Your goal → Show all lines holding the string "Будино".
——————————
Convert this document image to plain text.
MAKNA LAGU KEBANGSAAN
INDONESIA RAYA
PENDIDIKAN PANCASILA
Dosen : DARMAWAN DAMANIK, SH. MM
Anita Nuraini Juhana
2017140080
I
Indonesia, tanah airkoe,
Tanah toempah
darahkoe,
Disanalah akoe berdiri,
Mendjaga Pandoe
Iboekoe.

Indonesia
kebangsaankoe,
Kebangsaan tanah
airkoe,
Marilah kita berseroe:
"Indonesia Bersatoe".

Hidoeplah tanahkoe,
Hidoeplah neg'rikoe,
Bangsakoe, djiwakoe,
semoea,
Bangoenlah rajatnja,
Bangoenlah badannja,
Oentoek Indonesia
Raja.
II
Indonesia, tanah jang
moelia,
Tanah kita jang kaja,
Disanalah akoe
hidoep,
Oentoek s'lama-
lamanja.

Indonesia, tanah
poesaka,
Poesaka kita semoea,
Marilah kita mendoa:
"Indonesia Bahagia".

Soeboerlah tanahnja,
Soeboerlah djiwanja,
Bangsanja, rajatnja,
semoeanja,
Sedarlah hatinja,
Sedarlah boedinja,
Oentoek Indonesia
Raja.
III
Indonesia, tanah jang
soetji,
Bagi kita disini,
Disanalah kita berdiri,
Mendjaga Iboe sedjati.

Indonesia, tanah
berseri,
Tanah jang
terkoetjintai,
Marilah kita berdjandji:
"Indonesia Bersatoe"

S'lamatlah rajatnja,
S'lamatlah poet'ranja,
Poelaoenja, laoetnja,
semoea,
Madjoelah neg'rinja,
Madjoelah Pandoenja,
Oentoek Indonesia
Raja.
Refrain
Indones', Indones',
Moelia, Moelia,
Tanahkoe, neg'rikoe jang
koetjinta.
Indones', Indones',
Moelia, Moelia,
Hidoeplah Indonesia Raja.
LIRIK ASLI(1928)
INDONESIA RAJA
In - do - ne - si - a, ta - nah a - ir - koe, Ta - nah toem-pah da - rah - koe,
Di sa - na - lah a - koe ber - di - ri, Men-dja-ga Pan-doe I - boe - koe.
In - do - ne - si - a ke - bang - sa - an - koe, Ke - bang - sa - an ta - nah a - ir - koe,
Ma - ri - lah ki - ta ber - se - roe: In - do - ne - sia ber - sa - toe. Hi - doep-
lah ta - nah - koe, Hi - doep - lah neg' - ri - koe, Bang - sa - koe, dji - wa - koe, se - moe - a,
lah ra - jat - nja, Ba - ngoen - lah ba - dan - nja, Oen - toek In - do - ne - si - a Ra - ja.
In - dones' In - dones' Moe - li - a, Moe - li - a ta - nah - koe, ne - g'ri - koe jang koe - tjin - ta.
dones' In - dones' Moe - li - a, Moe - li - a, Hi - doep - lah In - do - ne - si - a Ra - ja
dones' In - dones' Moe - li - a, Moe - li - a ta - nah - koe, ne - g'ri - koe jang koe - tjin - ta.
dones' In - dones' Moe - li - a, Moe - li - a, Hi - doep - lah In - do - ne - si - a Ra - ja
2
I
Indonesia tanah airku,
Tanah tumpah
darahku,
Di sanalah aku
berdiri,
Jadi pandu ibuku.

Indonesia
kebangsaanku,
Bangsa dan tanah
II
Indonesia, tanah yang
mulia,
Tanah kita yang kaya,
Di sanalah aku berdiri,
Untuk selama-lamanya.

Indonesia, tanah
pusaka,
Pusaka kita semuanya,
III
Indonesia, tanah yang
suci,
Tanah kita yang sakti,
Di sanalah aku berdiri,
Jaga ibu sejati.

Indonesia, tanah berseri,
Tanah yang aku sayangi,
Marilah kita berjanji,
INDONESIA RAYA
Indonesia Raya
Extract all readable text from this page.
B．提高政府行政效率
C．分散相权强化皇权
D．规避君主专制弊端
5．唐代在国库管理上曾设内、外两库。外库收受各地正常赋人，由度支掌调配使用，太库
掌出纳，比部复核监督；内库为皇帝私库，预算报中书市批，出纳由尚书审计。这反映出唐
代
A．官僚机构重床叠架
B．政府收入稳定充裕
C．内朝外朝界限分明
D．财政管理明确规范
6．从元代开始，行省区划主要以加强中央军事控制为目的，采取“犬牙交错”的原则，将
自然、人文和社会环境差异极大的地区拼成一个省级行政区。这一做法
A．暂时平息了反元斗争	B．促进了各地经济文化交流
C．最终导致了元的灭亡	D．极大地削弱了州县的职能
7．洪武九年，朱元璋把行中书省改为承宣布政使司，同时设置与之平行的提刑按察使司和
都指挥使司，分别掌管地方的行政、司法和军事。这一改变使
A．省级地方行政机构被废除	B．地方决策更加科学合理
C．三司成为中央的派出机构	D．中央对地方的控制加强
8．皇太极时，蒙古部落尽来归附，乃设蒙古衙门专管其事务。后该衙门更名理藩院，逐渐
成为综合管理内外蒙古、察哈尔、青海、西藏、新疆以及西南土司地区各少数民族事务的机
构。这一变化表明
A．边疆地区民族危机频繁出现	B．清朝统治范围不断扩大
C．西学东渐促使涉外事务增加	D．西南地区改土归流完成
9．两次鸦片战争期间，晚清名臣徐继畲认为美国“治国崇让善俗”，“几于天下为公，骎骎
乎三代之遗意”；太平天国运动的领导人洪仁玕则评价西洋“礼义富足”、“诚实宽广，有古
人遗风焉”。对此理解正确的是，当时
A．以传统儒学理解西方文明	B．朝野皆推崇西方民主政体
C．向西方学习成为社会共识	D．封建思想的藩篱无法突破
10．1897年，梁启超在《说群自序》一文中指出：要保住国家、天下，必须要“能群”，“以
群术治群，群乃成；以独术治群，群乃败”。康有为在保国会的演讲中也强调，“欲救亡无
——————————
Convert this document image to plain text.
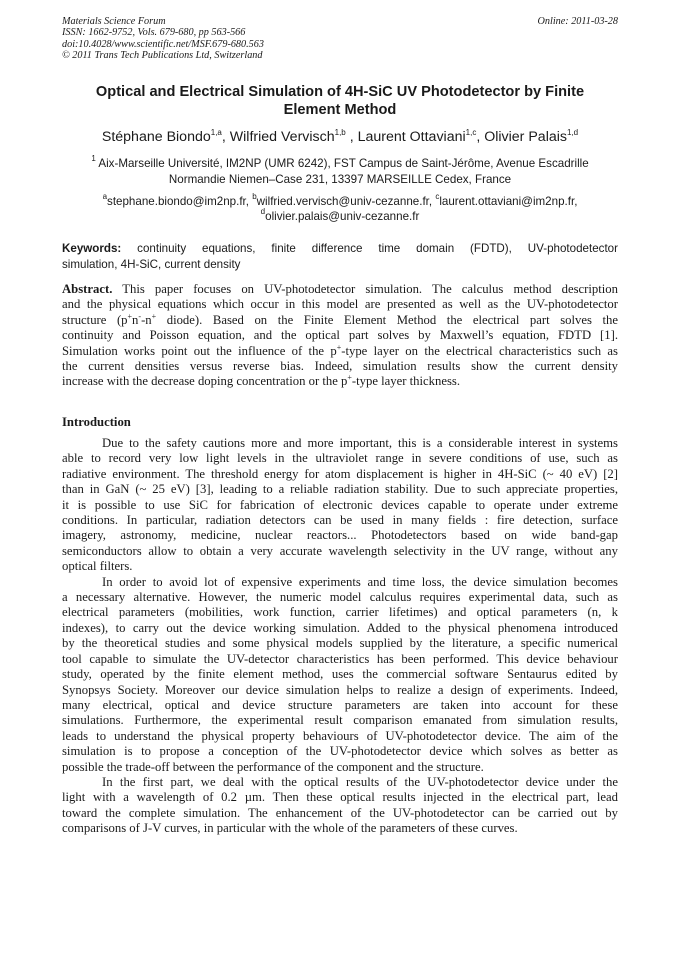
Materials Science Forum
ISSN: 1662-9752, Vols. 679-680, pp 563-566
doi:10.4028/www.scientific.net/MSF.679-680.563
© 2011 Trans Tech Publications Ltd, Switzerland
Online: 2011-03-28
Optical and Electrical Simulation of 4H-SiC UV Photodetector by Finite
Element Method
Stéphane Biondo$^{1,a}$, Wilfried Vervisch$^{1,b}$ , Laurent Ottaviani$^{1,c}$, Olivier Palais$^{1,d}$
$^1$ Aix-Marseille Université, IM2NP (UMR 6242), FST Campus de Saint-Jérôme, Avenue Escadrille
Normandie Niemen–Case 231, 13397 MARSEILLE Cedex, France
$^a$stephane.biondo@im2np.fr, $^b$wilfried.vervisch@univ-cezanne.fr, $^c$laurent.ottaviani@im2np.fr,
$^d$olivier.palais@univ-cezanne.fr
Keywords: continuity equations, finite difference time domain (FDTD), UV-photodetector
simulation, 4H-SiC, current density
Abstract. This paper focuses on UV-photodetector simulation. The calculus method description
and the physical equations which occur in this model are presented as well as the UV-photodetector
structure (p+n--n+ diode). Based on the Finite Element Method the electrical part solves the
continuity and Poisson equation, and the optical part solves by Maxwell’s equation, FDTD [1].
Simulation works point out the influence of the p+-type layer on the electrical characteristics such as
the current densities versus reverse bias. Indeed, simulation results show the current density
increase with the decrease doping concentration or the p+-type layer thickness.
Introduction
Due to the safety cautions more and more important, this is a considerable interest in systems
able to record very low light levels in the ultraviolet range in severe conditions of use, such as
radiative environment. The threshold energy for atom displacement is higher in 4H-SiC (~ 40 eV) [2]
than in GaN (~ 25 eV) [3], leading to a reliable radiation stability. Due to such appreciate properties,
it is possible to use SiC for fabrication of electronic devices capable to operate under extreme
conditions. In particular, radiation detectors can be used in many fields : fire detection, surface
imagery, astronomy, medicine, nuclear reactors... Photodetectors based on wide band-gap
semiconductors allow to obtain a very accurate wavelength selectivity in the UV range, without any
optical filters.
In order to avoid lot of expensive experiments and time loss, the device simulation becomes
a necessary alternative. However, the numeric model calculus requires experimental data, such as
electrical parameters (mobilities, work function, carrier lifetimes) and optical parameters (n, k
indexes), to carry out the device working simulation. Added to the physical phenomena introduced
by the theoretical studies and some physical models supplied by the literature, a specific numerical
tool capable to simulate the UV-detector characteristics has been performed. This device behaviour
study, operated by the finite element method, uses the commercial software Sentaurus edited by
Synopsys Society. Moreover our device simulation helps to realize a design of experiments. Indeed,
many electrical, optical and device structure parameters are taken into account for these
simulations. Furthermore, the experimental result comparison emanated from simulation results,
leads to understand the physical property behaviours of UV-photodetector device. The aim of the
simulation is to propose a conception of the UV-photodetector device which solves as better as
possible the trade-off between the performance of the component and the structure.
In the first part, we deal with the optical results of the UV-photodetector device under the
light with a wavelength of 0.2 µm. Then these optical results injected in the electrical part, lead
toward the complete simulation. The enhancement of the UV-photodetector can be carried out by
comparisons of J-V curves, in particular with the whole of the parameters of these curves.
——————————
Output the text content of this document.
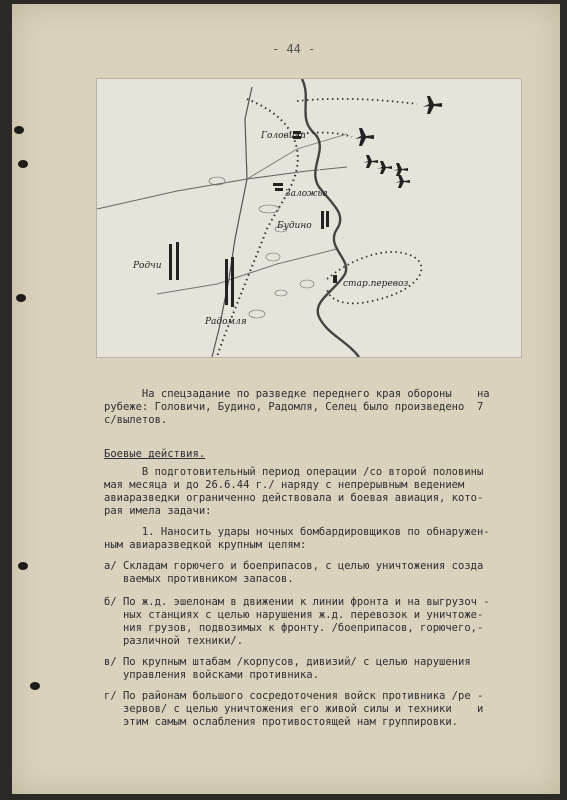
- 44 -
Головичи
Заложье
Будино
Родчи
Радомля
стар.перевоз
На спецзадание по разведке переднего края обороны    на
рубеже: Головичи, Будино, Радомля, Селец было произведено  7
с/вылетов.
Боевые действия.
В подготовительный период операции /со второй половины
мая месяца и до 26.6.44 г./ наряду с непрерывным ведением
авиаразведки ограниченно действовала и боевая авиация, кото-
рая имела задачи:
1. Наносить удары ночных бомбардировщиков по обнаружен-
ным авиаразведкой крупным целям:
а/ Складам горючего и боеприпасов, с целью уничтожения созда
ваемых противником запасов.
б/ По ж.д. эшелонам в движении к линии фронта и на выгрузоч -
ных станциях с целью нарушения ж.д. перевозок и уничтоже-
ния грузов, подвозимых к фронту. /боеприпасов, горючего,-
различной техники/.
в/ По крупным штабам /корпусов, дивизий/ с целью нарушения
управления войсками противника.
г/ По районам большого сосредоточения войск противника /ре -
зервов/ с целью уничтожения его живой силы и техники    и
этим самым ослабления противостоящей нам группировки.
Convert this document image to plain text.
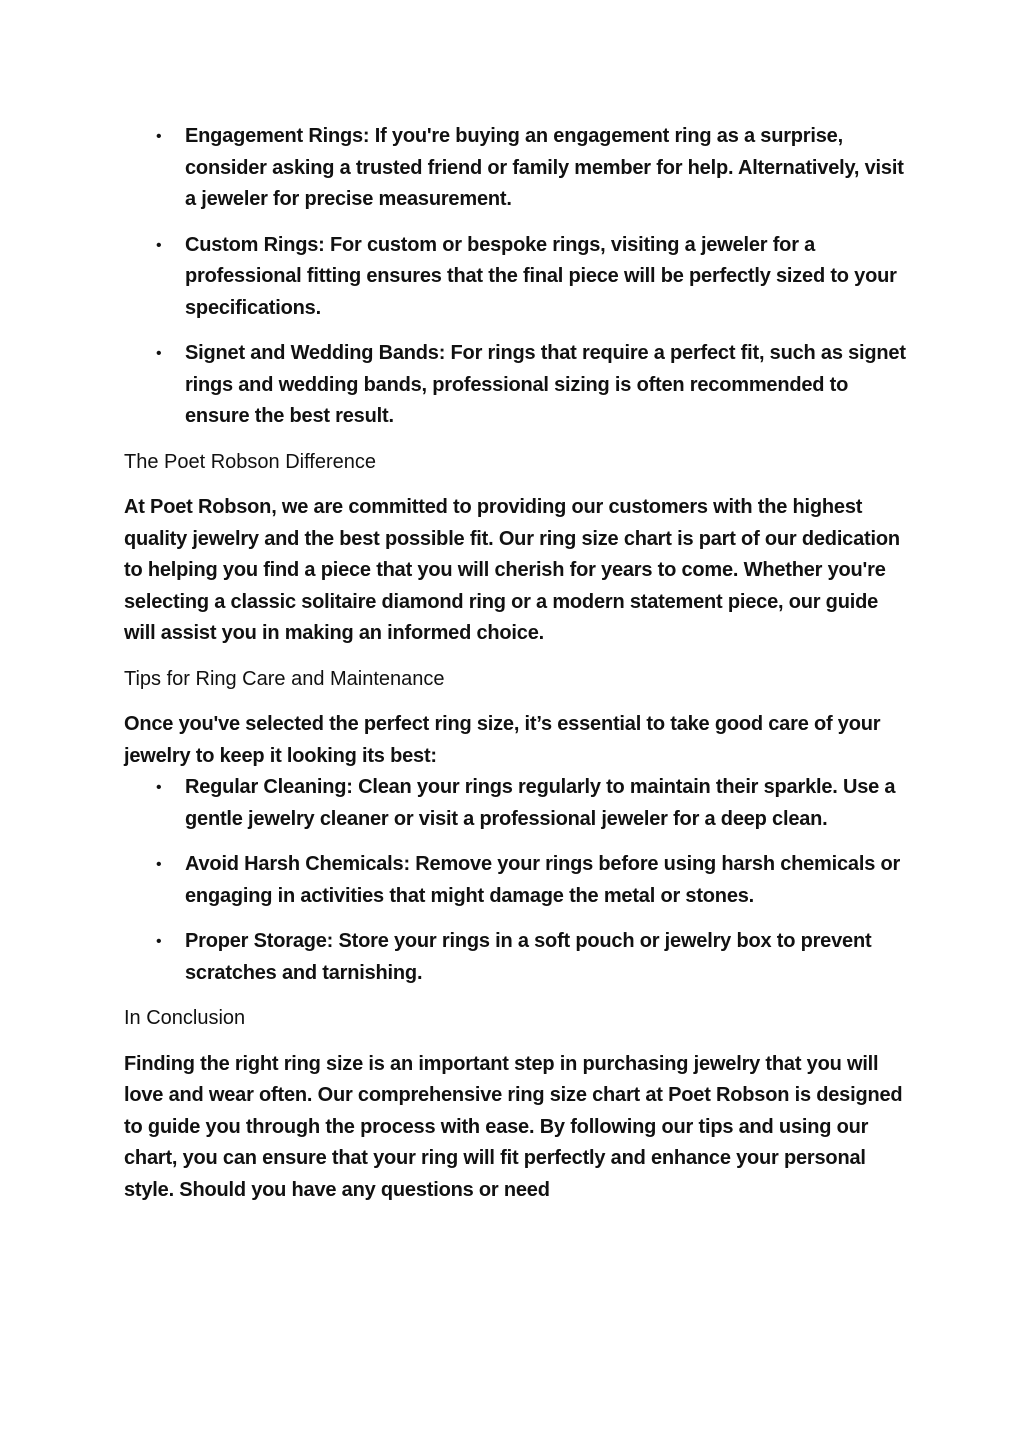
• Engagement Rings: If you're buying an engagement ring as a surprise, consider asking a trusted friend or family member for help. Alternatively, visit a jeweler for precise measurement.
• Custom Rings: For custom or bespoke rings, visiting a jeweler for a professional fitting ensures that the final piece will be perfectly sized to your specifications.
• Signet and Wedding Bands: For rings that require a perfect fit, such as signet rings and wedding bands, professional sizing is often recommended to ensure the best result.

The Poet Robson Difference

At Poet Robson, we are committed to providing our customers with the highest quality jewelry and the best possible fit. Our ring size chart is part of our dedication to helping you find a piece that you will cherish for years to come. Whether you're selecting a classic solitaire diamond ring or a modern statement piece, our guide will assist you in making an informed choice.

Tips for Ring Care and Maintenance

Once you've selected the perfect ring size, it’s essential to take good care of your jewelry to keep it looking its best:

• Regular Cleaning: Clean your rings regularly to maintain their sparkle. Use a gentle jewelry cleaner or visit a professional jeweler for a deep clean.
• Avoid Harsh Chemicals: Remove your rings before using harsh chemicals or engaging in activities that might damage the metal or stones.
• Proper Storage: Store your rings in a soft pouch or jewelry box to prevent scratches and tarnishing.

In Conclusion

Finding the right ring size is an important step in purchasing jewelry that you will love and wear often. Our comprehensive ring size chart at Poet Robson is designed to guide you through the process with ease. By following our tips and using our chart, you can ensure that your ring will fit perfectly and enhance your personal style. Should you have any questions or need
——————————
Exercise response →
Будино
рубеже: Головичи, Будино, Радомля, Селец было произведено  7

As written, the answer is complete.